> **Objective**: Leave out the images and repeat the listing below without a single change.

> **Data items**:
(begin)

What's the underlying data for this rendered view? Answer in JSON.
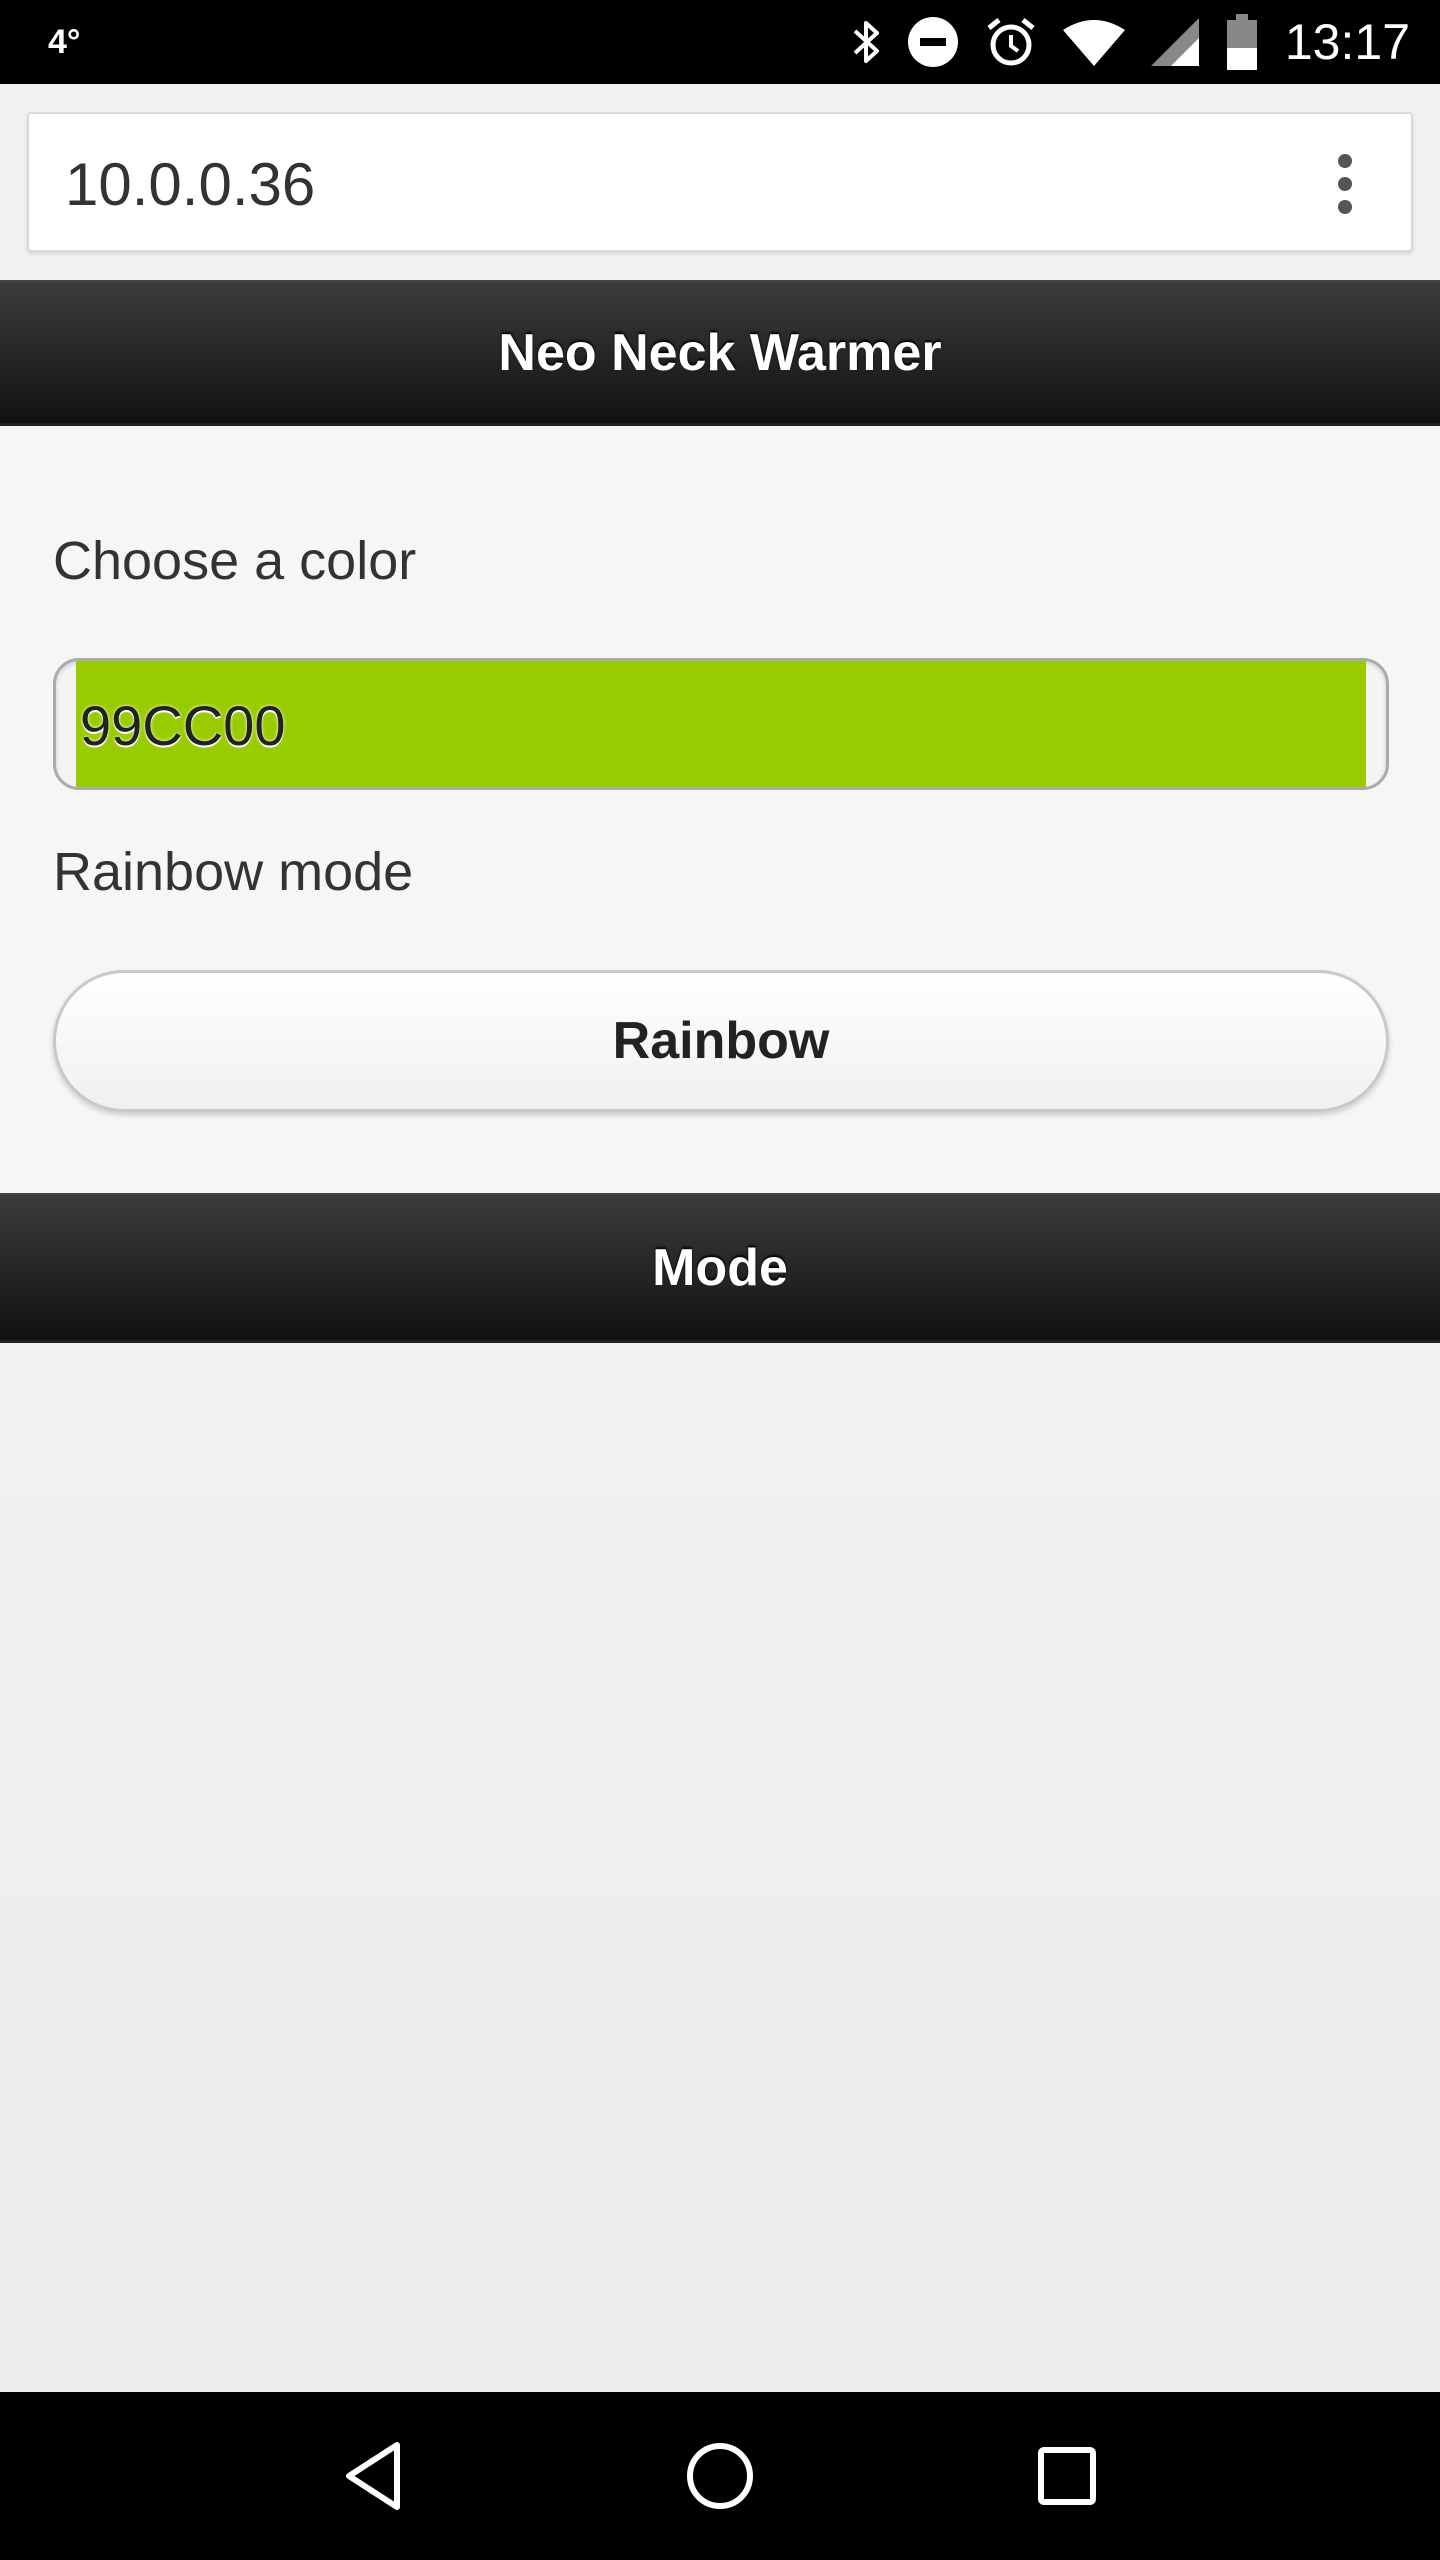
{
  "status_bar": {
    "temperature": "4°",
    "time": "13:17",
    "icons": [
      "bluetooth-icon",
      "do-not-disturb-icon",
      "alarm-icon",
      "wifi-icon",
      "cell-signal-icon",
      "battery-icon"
    ]
  },
  "browser": {
    "url": "10.0.0.36",
    "menu_icon": "more-vert-icon"
  },
  "page": {
    "header_title": "Neo Neck Warmer",
    "color_label": "Choose a color",
    "color_value": "99CC00",
    "color_swatch": "#99cc00",
    "rainbow_label": "Rainbow mode",
    "rainbow_button": "Rainbow",
    "footer_title": "Mode"
  },
  "nav_bar": {
    "icons": [
      "back-icon",
      "home-icon",
      "recents-icon"
    ]
  }
}
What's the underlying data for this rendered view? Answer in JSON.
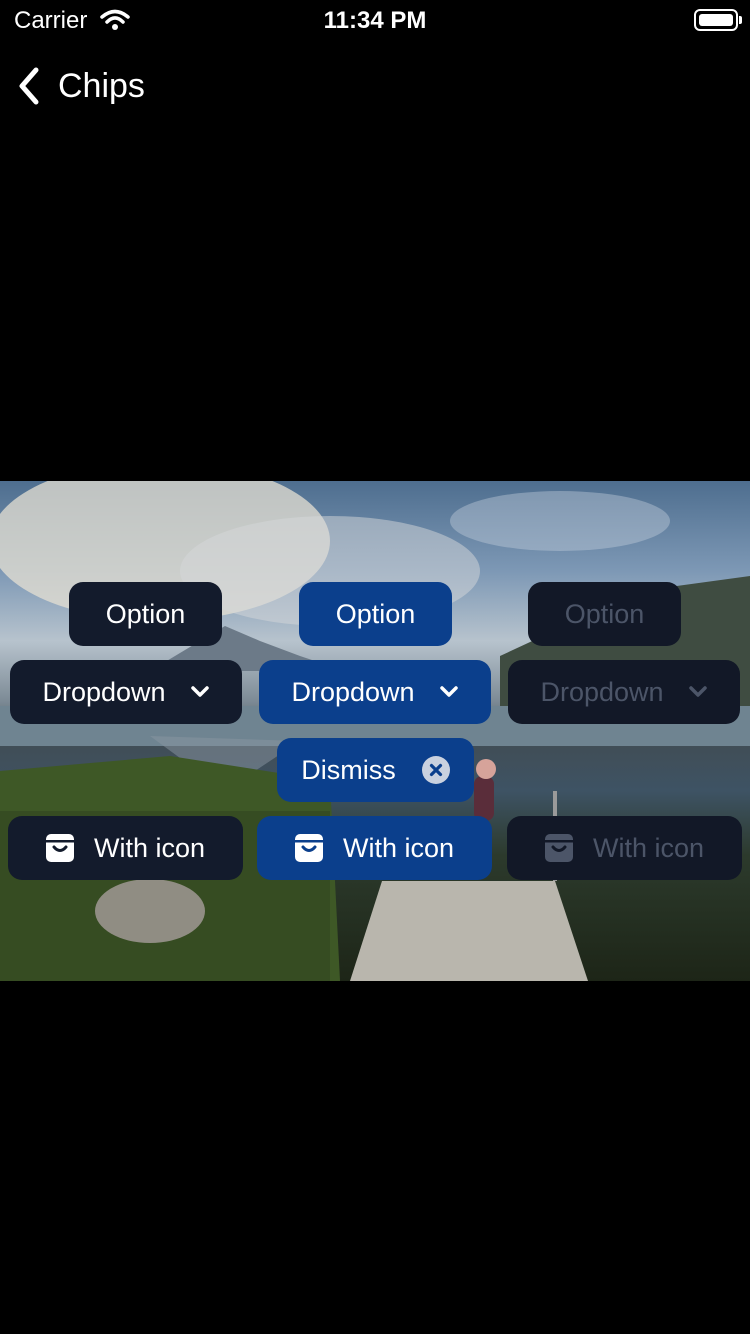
{
  "status_bar": {
    "carrier": "Carrier",
    "time": "11:34 PM"
  },
  "nav": {
    "back_icon": "chevron-left-icon",
    "title": "Chips"
  },
  "chips": {
    "option": {
      "label": "Option"
    },
    "dropdown": {
      "label": "Dropdown",
      "icon": "chevron-down-icon"
    },
    "dismiss": {
      "label": "Dismiss",
      "icon": "close-circle-icon"
    },
    "with_icon": {
      "label": "With icon",
      "icon": "shopping-bag-icon"
    }
  },
  "colors": {
    "dark_chip": "#131b2c",
    "blue_chip": "#0b3f8c",
    "disabled_chip": "#121827",
    "disabled_text": "#4c5568"
  }
}
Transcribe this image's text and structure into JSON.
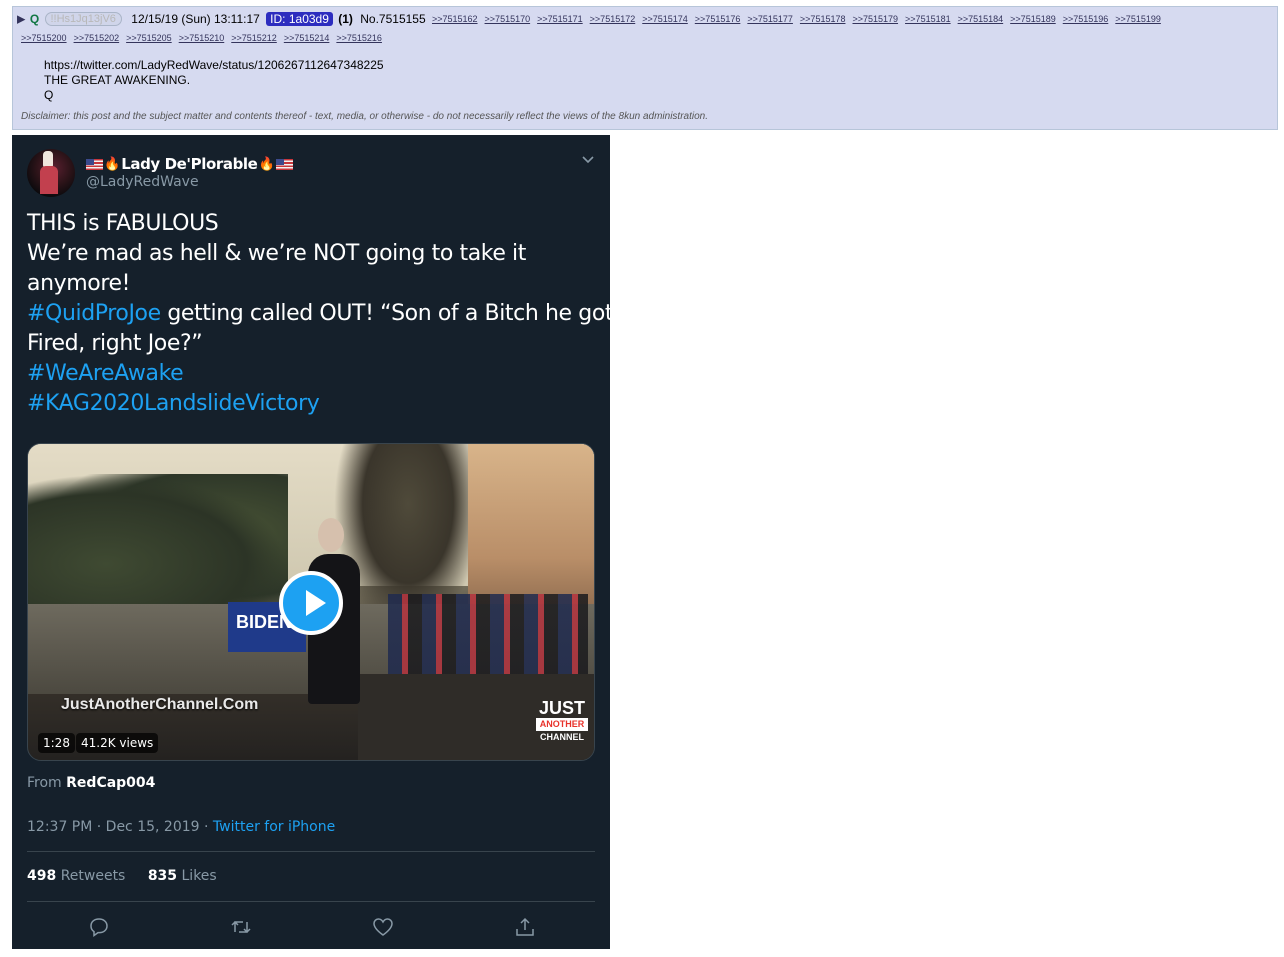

(end)

> **Finished exercise**:
What's the underlying data for this rendered view? Answer in JSON.
{
  "status_bar": {
    "temperature": "4°",
    "time": "13:17",
    "icons": [
      "bluetooth-icon",
      "do-not-disturb-icon",
      "alarm-icon",
      "wifi-icon",
      "cell-signal-icon",
      "battery-icon"
    ]
  },
  "browser": {
    "url": "10.0.0.36",
    "menu_icon": "more-vert-icon"
  },
  "page": {
    "header_title": "Neo Neck Warmer",
    "color_label": "Choose a color",
    "color_value": "99CC00",
    "color_swatch": "#99cc00",
    "rainbow_label": "Rainbow mode",
    "rainbow_button": "Rainbow",
    "footer_title": "Mode"
  },
  "nav_bar": {
    "icons": [
      "back-icon",
      "home-icon",
      "recents-icon"
    ]
  }
}
What's the underlying data for this rendered view? Answer in JSON.
{
  "status_bar": {
    "carrier": "Carrier",
    "time": "11:34 PM"
  },
  "nav": {
    "back_icon": "chevron-left-icon",
    "title": "Chips"
  },
  "chips": {
    "option": {
      "label": "Option"
    },
    "dropdown": {
      "label": "Dropdown",
      "icon": "chevron-down-icon"
    },
    "dismiss": {
      "label": "Dismiss",
      "icon": "close-circle-icon"
    },
    "with_icon": {
      "label": "With icon",
      "icon": "shopping-bag-icon"
    }
  },
  "colors": {
    "dark_chip": "#131b2c",
    "blue_chip": "#0b3f8c",
    "disabled_chip": "#121827",
    "disabled_text": "#4c5568"
  }
}
Transcribe this image's text and structure into JSON.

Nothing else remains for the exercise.